Records:
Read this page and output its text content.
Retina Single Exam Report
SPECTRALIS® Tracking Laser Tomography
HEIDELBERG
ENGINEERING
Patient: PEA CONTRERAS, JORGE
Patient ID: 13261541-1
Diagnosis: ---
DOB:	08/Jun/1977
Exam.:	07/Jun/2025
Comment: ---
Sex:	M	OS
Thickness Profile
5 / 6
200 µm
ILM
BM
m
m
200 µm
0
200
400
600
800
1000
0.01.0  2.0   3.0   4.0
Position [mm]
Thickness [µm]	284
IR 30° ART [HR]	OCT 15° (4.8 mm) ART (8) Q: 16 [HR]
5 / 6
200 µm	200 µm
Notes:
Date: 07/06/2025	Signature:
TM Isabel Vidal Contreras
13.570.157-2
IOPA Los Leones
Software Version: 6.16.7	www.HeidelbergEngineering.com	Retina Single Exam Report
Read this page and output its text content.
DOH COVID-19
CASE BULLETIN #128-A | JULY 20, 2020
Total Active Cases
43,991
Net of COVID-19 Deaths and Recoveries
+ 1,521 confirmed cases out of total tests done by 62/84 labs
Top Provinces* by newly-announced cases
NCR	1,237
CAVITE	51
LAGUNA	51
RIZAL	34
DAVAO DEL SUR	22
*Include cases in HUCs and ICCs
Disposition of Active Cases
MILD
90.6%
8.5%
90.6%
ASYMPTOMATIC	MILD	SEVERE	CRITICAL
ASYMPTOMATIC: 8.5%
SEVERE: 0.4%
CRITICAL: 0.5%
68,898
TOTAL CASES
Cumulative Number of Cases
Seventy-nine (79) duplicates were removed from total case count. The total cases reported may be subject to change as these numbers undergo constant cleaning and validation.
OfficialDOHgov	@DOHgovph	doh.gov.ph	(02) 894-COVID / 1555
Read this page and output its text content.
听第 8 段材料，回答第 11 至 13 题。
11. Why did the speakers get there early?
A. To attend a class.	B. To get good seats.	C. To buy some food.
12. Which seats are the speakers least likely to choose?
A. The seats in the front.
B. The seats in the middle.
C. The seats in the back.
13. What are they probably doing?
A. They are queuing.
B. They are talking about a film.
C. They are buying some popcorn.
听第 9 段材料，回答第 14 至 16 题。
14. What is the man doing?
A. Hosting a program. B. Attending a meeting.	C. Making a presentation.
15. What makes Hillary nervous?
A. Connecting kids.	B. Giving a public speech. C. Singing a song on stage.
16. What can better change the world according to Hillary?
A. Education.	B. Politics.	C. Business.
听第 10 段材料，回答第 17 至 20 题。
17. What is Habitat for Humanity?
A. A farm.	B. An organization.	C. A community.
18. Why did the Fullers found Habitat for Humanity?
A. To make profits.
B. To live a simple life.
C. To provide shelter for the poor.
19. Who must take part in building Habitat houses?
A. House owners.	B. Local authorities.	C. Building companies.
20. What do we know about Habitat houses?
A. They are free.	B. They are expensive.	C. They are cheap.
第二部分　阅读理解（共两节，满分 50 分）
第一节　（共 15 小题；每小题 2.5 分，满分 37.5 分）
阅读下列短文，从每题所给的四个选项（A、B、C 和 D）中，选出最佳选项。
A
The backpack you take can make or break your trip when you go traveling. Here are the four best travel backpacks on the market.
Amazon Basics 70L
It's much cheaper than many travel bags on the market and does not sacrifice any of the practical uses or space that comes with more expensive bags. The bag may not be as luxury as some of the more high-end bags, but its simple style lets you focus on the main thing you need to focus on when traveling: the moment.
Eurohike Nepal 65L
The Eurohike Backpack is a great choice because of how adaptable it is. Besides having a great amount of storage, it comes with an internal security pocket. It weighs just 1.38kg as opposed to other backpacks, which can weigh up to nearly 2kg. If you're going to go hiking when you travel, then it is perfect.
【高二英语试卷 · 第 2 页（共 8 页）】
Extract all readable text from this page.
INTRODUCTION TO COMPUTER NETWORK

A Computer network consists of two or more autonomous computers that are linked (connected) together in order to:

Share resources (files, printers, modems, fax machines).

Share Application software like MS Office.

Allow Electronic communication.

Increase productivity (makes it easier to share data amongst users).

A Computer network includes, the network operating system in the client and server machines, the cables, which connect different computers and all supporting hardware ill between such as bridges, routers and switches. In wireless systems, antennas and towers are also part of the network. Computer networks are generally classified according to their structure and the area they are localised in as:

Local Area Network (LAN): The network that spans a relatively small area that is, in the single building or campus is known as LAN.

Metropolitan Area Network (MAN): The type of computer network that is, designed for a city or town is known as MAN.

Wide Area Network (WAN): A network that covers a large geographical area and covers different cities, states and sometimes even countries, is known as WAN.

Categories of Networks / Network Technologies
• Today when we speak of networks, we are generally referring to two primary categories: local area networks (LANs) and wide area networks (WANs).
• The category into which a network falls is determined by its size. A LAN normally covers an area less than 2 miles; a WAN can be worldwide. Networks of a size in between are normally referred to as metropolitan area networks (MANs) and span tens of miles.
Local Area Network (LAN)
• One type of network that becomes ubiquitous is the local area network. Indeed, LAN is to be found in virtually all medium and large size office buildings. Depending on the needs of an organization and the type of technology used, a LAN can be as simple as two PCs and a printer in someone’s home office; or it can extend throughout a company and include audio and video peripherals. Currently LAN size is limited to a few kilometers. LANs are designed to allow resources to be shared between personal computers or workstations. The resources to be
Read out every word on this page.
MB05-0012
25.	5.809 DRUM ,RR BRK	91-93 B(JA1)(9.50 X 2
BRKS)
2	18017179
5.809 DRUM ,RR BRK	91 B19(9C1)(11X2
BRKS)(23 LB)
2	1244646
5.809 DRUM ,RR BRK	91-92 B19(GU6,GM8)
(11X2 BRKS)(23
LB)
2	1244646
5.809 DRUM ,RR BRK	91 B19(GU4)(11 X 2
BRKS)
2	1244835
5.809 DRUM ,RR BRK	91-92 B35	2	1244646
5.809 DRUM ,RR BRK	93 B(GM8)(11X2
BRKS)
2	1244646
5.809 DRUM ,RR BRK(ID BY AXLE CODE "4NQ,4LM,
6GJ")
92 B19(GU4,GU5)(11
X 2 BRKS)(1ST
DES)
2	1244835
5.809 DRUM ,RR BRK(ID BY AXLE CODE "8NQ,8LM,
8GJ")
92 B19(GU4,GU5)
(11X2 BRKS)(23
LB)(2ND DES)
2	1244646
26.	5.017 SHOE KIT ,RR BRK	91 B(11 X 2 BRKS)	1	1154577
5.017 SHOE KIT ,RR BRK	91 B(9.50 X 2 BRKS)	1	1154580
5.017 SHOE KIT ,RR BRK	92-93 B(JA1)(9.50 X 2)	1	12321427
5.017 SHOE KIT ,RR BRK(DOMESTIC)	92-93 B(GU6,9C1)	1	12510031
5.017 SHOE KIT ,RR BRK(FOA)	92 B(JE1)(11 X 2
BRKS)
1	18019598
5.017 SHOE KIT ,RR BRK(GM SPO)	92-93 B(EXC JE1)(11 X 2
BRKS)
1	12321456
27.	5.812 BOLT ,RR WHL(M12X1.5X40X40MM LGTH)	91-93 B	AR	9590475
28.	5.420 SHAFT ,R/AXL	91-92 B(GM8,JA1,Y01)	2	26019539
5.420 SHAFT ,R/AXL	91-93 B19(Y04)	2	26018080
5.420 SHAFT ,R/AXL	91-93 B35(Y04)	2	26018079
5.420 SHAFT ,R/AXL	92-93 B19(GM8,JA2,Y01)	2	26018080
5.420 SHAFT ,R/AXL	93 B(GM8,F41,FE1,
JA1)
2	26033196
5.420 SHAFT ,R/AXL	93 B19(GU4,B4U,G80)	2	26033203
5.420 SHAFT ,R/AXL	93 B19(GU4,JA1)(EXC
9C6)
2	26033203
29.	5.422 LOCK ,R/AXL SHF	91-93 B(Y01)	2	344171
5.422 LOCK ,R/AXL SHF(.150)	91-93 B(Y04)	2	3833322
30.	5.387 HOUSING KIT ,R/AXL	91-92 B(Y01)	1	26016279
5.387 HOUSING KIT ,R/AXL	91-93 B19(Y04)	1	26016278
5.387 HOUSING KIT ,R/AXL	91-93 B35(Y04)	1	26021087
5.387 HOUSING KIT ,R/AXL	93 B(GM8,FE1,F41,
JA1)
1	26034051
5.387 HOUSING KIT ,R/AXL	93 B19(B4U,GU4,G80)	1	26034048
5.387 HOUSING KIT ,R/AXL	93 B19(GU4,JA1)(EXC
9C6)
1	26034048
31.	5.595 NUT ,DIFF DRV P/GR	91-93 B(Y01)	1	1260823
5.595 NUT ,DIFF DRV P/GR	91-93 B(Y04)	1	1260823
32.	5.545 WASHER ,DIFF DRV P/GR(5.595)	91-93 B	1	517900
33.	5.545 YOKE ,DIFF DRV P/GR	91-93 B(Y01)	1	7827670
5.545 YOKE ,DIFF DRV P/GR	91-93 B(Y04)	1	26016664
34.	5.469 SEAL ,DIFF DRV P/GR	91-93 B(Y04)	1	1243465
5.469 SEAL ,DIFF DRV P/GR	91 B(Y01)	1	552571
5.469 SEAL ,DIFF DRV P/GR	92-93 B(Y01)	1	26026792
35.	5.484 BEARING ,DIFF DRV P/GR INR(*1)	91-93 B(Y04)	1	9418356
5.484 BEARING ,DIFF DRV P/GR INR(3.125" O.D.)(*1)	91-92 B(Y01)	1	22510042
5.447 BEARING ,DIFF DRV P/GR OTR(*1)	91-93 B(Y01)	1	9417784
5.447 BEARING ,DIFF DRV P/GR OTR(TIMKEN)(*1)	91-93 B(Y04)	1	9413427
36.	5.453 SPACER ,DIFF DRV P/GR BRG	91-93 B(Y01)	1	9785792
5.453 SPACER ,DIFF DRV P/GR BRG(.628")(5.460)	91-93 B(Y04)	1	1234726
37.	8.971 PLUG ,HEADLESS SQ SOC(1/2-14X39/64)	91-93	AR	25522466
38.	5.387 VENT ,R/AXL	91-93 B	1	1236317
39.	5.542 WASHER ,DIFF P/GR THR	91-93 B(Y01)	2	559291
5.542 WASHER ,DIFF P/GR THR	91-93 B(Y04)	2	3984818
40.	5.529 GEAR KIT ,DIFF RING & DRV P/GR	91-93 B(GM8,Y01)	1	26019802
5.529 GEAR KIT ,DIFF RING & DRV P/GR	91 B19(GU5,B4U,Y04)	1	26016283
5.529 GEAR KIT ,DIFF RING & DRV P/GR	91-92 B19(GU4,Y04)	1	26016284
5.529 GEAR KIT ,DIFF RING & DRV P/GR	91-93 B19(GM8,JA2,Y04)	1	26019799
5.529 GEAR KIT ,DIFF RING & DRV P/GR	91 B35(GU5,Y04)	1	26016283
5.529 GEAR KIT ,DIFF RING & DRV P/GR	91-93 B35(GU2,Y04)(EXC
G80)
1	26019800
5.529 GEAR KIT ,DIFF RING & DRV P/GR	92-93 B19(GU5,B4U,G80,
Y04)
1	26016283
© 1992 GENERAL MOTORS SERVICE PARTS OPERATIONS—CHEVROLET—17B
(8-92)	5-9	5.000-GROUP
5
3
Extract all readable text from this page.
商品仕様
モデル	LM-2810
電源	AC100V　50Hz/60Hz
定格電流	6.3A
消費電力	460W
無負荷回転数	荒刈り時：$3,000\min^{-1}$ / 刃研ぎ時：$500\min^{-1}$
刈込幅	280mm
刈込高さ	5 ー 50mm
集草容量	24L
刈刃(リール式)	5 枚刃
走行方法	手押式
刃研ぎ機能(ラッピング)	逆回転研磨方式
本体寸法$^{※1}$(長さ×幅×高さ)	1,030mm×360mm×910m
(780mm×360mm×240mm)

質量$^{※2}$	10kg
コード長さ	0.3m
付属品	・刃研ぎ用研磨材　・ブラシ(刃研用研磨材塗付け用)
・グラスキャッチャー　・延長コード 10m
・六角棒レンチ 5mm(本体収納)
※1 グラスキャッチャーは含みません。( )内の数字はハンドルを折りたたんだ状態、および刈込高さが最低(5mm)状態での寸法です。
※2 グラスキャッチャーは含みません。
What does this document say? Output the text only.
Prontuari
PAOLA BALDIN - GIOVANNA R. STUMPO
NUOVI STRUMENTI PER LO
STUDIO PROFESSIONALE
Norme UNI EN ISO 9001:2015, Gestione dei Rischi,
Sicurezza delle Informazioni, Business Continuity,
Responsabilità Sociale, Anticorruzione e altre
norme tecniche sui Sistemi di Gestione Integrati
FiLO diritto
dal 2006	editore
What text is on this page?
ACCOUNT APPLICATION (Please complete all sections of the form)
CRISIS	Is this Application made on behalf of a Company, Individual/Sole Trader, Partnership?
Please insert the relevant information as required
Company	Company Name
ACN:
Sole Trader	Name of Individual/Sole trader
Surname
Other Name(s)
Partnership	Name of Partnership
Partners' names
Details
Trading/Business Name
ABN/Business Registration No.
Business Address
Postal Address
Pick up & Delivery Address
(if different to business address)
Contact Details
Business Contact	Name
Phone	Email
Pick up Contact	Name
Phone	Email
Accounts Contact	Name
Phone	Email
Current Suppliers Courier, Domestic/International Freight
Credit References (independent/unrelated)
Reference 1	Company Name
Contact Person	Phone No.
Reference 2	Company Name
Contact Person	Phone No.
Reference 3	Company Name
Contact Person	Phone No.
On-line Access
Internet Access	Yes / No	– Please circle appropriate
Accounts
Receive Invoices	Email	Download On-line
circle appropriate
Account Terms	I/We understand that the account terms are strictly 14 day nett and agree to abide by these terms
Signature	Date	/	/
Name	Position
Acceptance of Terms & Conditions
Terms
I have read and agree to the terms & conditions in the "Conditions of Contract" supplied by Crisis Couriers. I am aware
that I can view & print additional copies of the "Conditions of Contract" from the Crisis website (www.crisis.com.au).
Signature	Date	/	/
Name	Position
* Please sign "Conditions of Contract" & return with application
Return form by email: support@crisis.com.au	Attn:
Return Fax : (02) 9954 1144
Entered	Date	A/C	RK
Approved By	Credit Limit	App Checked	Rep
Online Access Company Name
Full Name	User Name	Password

The exercise: Locate the line that contains "What text is on this page?". Repeat it and every line after it, up to and including the final line, exactly.

Complete response:
What text is on this page?
ACCOUNT APPLICATION (Please complete all sections of the form)
CRISIS	Is this Application made on behalf of a Company, Individual/Sole Trader, Partnership?
Please insert the relevant information as required
Company	Company Name
ACN:
Sole Trader	Name of Individual/Sole trader
Surname
Other Name(s)
Partnership	Name of Partnership
Partners' names
Details
Trading/Business Name
ABN/Business Registration No.
Business Address
Postal Address
Pick up & Delivery Address
(if different to business address)
Contact Details
Business Contact	Name
Phone	Email
Pick up Contact	Name
Phone	Email
Accounts Contact	Name
Phone	Email
Current Suppliers Courier, Domestic/International Freight
Credit References (independent/unrelated)
Reference 1	Company Name
Contact Person	Phone No.
Reference 2	Company Name
Contact Person	Phone No.
Reference 3	Company Name
Contact Person	Phone No.
On-line Access
Internet Access	Yes / No	– Please circle appropriate
Accounts
Receive Invoices	Email	Download On-line
circle appropriate
Account Terms	I/We understand that the account terms are strictly 14 day nett and agree to abide by these terms
Signature	Date	/	/
Name	Position
Acceptance of Terms & Conditions
Terms
I have read and agree to the terms & conditions in the "Conditions of Contract" supplied by Crisis Couriers. I am aware
that I can view & print additional copies of the "Conditions of Contract" from the Crisis website (www.crisis.com.au).
Signature	Date	/	/
Name	Position
* Please sign "Conditions of Contract" & return with application
Return form by email: support@crisis.com.au	Attn:
Return Fax : (02) 9954 1144
Entered	Date	A/C	RK
Approved By	Credit Limit	App Checked	Rep
Online Access Company Name
Full Name	User Name	Password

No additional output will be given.